● **STATED EXERCISE**: Restate each of the lines below word for word and drop every picture.

═══ MATERIAL PROVIDED

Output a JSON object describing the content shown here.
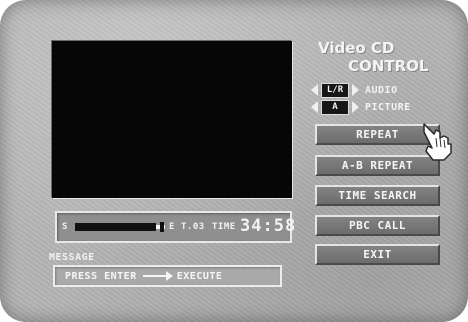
{
  "header": {
    "title_line1": "Video CD",
    "title_line2": "CONTROL"
  },
  "selectors": [
    {
      "value": "L/R",
      "label": "AUDIO"
    },
    {
      "value": "A",
      "label": "PICTURE"
    }
  ],
  "menu": {
    "items": [
      "REPEAT",
      "A-B REPEAT",
      "TIME SEARCH",
      "PBC CALL",
      "EXIT"
    ],
    "highlighted": "REPEAT"
  },
  "status": {
    "start_label": "S",
    "end_label": "E",
    "track": "T.03",
    "time_label": "TIME",
    "time_value": "34:58",
    "progress": 0.9
  },
  "message": {
    "title": "MESSAGE",
    "text_left": "PRESS ENTER",
    "text_right": "EXECUTE"
  },
  "icons": {
    "cursor": "pointing-hand-icon",
    "selector_left": "triangle-left-icon",
    "selector_right": "triangle-right-icon",
    "message_arrow": "long-right-arrow-icon"
  },
  "colors": {
    "panel": "#b4b4b4",
    "button": "#777777",
    "text": "#f4f4f4",
    "video": "#060606"
  }
}
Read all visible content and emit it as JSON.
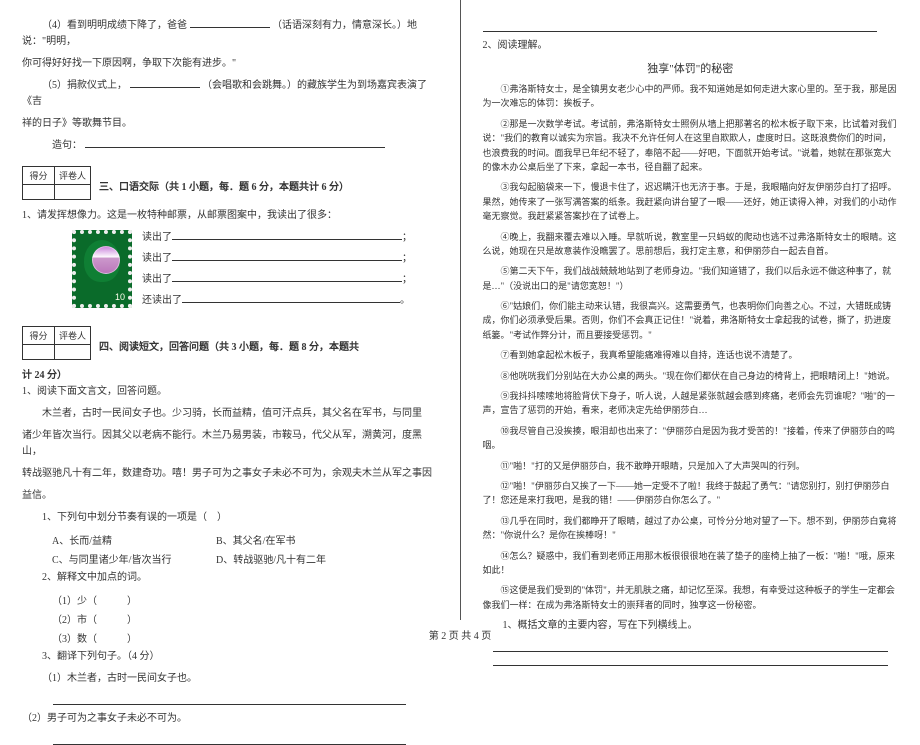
{
  "left": {
    "q4_pre": "（4）看到明明成绩下降了，爸爸",
    "q4_hint": "（话语深刻有力，情意深长。）地说：\"明明，",
    "q4_line2": "你可得好好找一下原因啊，争取下次能有进步。\"",
    "q5_pre": "（5）捐款仪式上，",
    "q5_hint": "（会唱歌和会跳舞。）的藏族学生为到场嘉宾表演了《吉",
    "q5_line2": "祥的日子》等歌舞节目。",
    "make_sentence": "造句：",
    "score_header1": "得分",
    "score_header2": "评卷人",
    "section3_title": "三、口语交际（共 1 小题，每．题 6 分，本题共计 6 分）",
    "stamp_intro": "1、请发挥想像力。这是一枚特种邮票，从邮票图案中，我读出了很多：",
    "readout": "读出了",
    "readalso": "还读出了",
    "stamp_value": "10",
    "section4_title": "四、阅读短文，回答问题（共 3 小题，每．题 8 分，本题共",
    "section4_title_cont": "计 24 分）",
    "reading1_title": "1、阅读下面文言文，回答问题。",
    "passage_p1": "木兰者，古时一民间女子也。少习骑，长而益精，值可汗点兵，其父名在军书，与同里",
    "passage_p2": "诸少年皆次当行。因其父以老病不能行。木兰乃易男装，市鞍马，代父从军，溯黄河，度黑山，",
    "passage_p3": "转战驱驰凡十有二年，数建奇功。嘻！男子可为之事女子未必不可为，余观夫木兰从军之事因",
    "passage_p4": "益信。",
    "q1_1": "1、下列句中划分节奏有误的一项是（　）",
    "q1_1_a": "A、长而/益精",
    "q1_1_b": "B、其父名/在军书",
    "q1_1_c": "C、与同里诸少年/皆次当行",
    "q1_1_d": "D、转战驱驰/凡十有二年",
    "q1_2": "2、解释文中加点的词。",
    "q1_2_1": "（1）少（　　　）",
    "q1_2_2": "（2）市（　　　）",
    "q1_2_3": "（3）数（　　　）",
    "q1_3": "3、翻译下列句子。（4 分）",
    "q1_3_1": "（1）木兰者，古时一民间女子也。",
    "q1_3_2": "（2）男子可为之事女子未必不可为。"
  },
  "right": {
    "title2": "2、阅读理解。",
    "story_title": "独享\"体罚\"的秘密",
    "p1": "①弗洛斯特女士，是全镇男女老少心中的严师。我不知道她是如何走进大家心里的。至于我，那是因为一次难忘的体罚：挨板子。",
    "p2": "②那是一次数学考试。考试前，弗洛斯特女士照例从墙上把那著名的松木板子取下来，比试着对我们说：\"我们的教育以诚实为宗旨。我决不允许任何人在这里自欺欺人，虚度时日。这既浪费你们的时间，也浪费我的时间。面我早已年纪不轻了，奉陪不起——好吧，下面就开始考试。\"说着，她就在那张宽大的像木办公桌后坐了下来，拿起一本书，径自翻了起来。",
    "p3": "③我勾起脑袋来一下，慢退卡住了，迟迟瞒汗也无济于事。于是，我眼瞄向好友伊丽莎白打了招呼。果然，她传来了一张写满答案的纸条。我赶紧向讲台望了一眼——还好，她正读得入神，对我们的小动作毫无察觉。我赶紧紧答案抄在了试卷上。",
    "p4": "④晚上，我翻来覆去难以入睡。早就听说，教室里一只蚂蚁的爬动也逃不过弗洛斯特女士的眼睛。这么说，她现在只是故意装作没瞧罢了。思前想后，我打定主意，和伊丽莎白一起去自首。",
    "p5": "⑤第二天下午，我们战战兢兢地站到了老师身边。\"我们知道错了，我们以后永远不做这种事了，就是…\"（没说出口的是\"请您宽恕！\"）",
    "p6": "⑥\"姑娘们，你们能主动来认错，我很高兴。这需要勇气，也表明你们向善之心。不过，大错既成铸成，你们必须承受后果。否则，你们不会真正记住！\"说着，弗洛斯特女士拿起我的试卷，撕了，扔进废纸篓。\"考试作弊分计，而且要接受惩罚。\"",
    "p7": "⑦看到她拿起松木板子，我真希望能痛难得难以自持，连话也说不清楚了。",
    "p8": "⑧他咣咣我们分别站在大办公桌的两头。\"现在你们都伏在自己身边的椅背上，把眼睛闭上！\"她说。",
    "p9": "⑨我抖抖嗦嗦地将脸背伏下身子，听人说，人越是紧张就越会感到疼痛，老师会先罚谁呢？\"啪\"的一声，宣告了惩罚的开始，看来，老师决定先给伊丽莎白…",
    "p10": "⑩我尽管自己没挨揍，眼泪却也出来了：\"伊丽莎白是因为我才受苦的！\"接着，传来了伊丽莎白的鸣咽。",
    "p11": "⑪\"啪！\"打的又是伊丽莎白，我不敢睁开眼睛，只是加入了大声哭叫的行列。",
    "p12": "⑫\"啪！\"伊丽莎白又挨了一下——她一定受不了啦！我终于鼓起了勇气：\"请您别打，别打伊丽莎白了！您还是来打我吧，是我的错！——伊丽莎白你怎么了。\"",
    "p13": "⑬几乎在同时，我们都睁开了眼睛，越过了办公桌，可怜分分地对望了一下。想不到，伊丽莎白竟将然：\"你说什么？是你在挨棒呀！\"",
    "p14": "⑭怎么？疑惑中，我们看到老师正用那木板很很很地在装了垫子的座椅上抽了一板：\"啪！\"哦，原来如此！",
    "p15": "⑮这便是我们受到的\"体罚\"，并无肌肤之痛，却记忆至深。我想，有幸受过这种板子的学生一定都会像我们一样：在成为弗洛斯特女士的崇拜者的同时，独享这一份秘密。",
    "q_summary": "1、概括文章的主要内容，写在下列横线上。"
  },
  "footer": "第 2 页  共 4 页"
}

══════

● **EXERCISE OUTPUT**:
Output a JSON object describing the content shown here.
{
  "header": {
    "title_line1": "Video CD",
    "title_line2": "CONTROL"
  },
  "selectors": [
    {
      "value": "L/R",
      "label": "AUDIO"
    },
    {
      "value": "A",
      "label": "PICTURE"
    }
  ],
  "menu": {
    "items": [
      "REPEAT",
      "A-B REPEAT",
      "TIME SEARCH",
      "PBC CALL",
      "EXIT"
    ],
    "highlighted": "REPEAT"
  },
  "status": {
    "start_label": "S",
    "end_label": "E",
    "track": "T.03",
    "time_label": "TIME",
    "time_value": "34:58",
    "progress": 0.9
  },
  "message": {
    "title": "MESSAGE",
    "text_left": "PRESS ENTER",
    "text_right": "EXECUTE"
  },
  "icons": {
    "cursor": "pointing-hand-icon",
    "selector_left": "triangle-left-icon",
    "selector_right": "triangle-right-icon",
    "message_arrow": "long-right-arrow-icon"
  },
  "colors": {
    "panel": "#b4b4b4",
    "button": "#777777",
    "text": "#f4f4f4",
    "video": "#060606"
  }
}
Read all visible content and emit it as JSON.
{
  "left": {
    "q4_pre": "（4）看到明明成绩下降了，爸爸",
    "q4_hint": "（话语深刻有力，情意深长。）地说：\"明明，",
    "q4_line2": "你可得好好找一下原因啊，争取下次能有进步。\"",
    "q5_pre": "（5）捐款仪式上，",
    "q5_hint": "（会唱歌和会跳舞。）的藏族学生为到场嘉宾表演了《吉",
    "q5_line2": "祥的日子》等歌舞节目。",
    "make_sentence": "造句：",
    "score_header1": "得分",
    "score_header2": "评卷人",
    "section3_title": "三、口语交际（共 1 小题，每．题 6 分，本题共计 6 分）",
    "stamp_intro": "1、请发挥想像力。这是一枚特种邮票，从邮票图案中，我读出了很多：",
    "readout": "读出了",
    "readalso": "还读出了",
    "stamp_value": "10",
    "section4_title": "四、阅读短文，回答问题（共 3 小题，每．题 8 分，本题共",
    "section4_title_cont": "计 24 分）",
    "reading1_title": "1、阅读下面文言文，回答问题。",
    "passage_p1": "木兰者，古时一民间女子也。少习骑，长而益精，值可汗点兵，其父名在军书，与同里",
    "passage_p2": "诸少年皆次当行。因其父以老病不能行。木兰乃易男装，市鞍马，代父从军，溯黄河，度黑山，",
    "passage_p3": "转战驱驰凡十有二年，数建奇功。嘻！男子可为之事女子未必不可为，余观夫木兰从军之事因",
    "passage_p4": "益信。",
    "q1_1": "1、下列句中划分节奏有误的一项是（　）",
    "q1_1_a": "A、长而/益精",
    "q1_1_b": "B、其父名/在军书",
    "q1_1_c": "C、与同里诸少年/皆次当行",
    "q1_1_d": "D、转战驱驰/凡十有二年",
    "q1_2": "2、解释文中加点的词。",
    "q1_2_1": "（1）少（　　　）",
    "q1_2_2": "（2）市（　　　）",
    "q1_2_3": "（3）数（　　　）",
    "q1_3": "3、翻译下列句子。（4 分）",
    "q1_3_1": "（1）木兰者，古时一民间女子也。",
    "q1_3_2": "（2）男子可为之事女子未必不可为。"
  },
  "right": {
    "title2": "2、阅读理解。",
    "story_title": "独享\"体罚\"的秘密",
    "p1": "①弗洛斯特女士，是全镇男女老少心中的严师。我不知道她是如何走进大家心里的。至于我，那是因为一次难忘的体罚：挨板子。",
    "p2": "②那是一次数学考试。考试前，弗洛斯特女士照例从墙上把那著名的松木板子取下来，比试着对我们说：\"我们的教育以诚实为宗旨。我决不允许任何人在这里自欺欺人，虚度时日。这既浪费你们的时间，也浪费我的时间。面我早已年纪不轻了，奉陪不起——好吧，下面就开始考试。\"说着，她就在那张宽大的像木办公桌后坐了下来，拿起一本书，径自翻了起来。",
    "p3": "③我勾起脑袋来一下，慢退卡住了，迟迟瞒汗也无济于事。于是，我眼瞄向好友伊丽莎白打了招呼。果然，她传来了一张写满答案的纸条。我赶紧向讲台望了一眼——还好，她正读得入神，对我们的小动作毫无察觉。我赶紧紧答案抄在了试卷上。",
    "p4": "④晚上，我翻来覆去难以入睡。早就听说，教室里一只蚂蚁的爬动也逃不过弗洛斯特女士的眼睛。这么说，她现在只是故意装作没瞧罢了。思前想后，我打定主意，和伊丽莎白一起去自首。",
    "p5": "⑤第二天下午，我们战战兢兢地站到了老师身边。\"我们知道错了，我们以后永远不做这种事了，就是…\"（没说出口的是\"请您宽恕！\"）",
    "p6": "⑥\"姑娘们，你们能主动来认错，我很高兴。这需要勇气，也表明你们向善之心。不过，大错既成铸成，你们必须承受后果。否则，你们不会真正记住！\"说着，弗洛斯特女士拿起我的试卷，撕了，扔进废纸篓。\"考试作弊分计，而且要接受惩罚。\"",
    "p7": "⑦看到她拿起松木板子，我真希望能痛难得难以自持，连话也说不清楚了。",
    "p8": "⑧他咣咣我们分别站在大办公桌的两头。\"现在你们都伏在自己身边的椅背上，把眼睛闭上！\"她说。",
    "p9": "⑨我抖抖嗦嗦地将脸背伏下身子，听人说，人越是紧张就越会感到疼痛，老师会先罚谁呢？\"啪\"的一声，宣告了惩罚的开始，看来，老师决定先给伊丽莎白…",
    "p10": "⑩我尽管自己没挨揍，眼泪却也出来了：\"伊丽莎白是因为我才受苦的！\"接着，传来了伊丽莎白的鸣咽。",
    "p11": "⑪\"啪！\"打的又是伊丽莎白，我不敢睁开眼睛，只是加入了大声哭叫的行列。",
    "p12": "⑫\"啪！\"伊丽莎白又挨了一下——她一定受不了啦！我终于鼓起了勇气：\"请您别打，别打伊丽莎白了！您还是来打我吧，是我的错！——伊丽莎白你怎么了。\"",
    "p13": "⑬几乎在同时，我们都睁开了眼睛，越过了办公桌，可怜分分地对望了一下。想不到，伊丽莎白竟将然：\"你说什么？是你在挨棒呀！\"",
    "p14": "⑭怎么？疑惑中，我们看到老师正用那木板很很很地在装了垫子的座椅上抽了一板：\"啪！\"哦，原来如此！",
    "p15": "⑮这便是我们受到的\"体罚\"，并无肌肤之痛，却记忆至深。我想，有幸受过这种板子的学生一定都会像我们一样：在成为弗洛斯特女士的崇拜者的同时，独享这一份秘密。",
    "q_summary": "1、概括文章的主要内容，写在下列横线上。"
  },
  "footer": "第 2 页  共 4 页"
}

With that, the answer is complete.